» What needs to be done:
Search the material for the string "Please", then return every line where it is found.

[begin Dataset records]

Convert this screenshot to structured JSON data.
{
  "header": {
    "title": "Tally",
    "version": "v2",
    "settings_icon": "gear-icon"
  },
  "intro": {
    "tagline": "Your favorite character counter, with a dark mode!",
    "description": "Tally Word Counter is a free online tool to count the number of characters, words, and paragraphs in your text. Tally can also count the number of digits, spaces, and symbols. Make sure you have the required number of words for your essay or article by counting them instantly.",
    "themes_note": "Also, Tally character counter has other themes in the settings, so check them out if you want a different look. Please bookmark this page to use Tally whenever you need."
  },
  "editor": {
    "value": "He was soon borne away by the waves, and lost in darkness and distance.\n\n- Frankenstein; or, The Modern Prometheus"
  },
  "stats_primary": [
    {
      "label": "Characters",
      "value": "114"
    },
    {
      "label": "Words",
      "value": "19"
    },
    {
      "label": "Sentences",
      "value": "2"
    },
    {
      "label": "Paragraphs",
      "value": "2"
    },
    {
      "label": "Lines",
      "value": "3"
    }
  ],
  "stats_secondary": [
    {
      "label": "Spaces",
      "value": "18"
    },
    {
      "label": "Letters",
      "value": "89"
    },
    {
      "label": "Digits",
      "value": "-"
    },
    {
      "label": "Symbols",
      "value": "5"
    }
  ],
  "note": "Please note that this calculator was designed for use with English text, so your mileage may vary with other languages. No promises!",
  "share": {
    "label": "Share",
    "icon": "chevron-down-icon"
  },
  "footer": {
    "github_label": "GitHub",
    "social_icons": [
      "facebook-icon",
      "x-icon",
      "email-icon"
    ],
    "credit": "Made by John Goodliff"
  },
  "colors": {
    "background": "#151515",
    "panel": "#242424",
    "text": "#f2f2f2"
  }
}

[end Dataset records]

» Completed exercise:
    "themes_note": "Also, Tally character counter has other themes in the settings, so check them out if you want a different look. Please bookmark this page to use Tally whenever you need."
  "note": "Please note that this calculator was designed for use with English text, so your mileage may vary with other languages. No promises!",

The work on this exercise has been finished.